> Exercise description
Each line of the data that includes the string "Last" is to be copied out.

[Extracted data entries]
* Start *

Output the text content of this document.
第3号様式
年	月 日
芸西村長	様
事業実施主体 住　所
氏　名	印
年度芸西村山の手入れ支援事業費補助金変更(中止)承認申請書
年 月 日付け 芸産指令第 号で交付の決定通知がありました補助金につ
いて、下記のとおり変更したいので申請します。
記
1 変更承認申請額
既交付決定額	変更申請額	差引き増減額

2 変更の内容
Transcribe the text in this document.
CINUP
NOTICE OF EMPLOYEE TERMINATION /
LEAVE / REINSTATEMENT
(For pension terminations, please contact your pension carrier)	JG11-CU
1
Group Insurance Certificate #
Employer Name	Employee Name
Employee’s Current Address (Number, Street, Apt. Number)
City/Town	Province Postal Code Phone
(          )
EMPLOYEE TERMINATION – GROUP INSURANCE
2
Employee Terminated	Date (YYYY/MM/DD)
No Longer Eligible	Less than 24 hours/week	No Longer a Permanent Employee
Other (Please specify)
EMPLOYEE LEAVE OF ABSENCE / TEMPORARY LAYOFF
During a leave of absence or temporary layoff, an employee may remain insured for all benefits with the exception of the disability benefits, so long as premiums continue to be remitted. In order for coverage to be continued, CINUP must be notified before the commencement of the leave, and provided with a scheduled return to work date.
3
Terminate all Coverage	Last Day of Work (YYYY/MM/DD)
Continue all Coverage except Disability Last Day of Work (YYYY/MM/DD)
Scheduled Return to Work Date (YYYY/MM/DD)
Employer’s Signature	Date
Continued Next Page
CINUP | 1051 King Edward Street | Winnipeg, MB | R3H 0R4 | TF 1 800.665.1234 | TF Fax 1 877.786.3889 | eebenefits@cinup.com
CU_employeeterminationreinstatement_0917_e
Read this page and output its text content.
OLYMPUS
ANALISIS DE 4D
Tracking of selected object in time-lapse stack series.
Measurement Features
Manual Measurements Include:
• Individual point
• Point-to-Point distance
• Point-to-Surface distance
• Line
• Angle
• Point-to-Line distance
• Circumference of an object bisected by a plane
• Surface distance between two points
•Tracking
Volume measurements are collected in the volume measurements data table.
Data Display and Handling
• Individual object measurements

* End *

> Answer
Terminate all Coverage	Last Day of Work (YYYY/MM/DD)
Continue all Coverage except Disability Last Day of Work (YYYY/MM/DD)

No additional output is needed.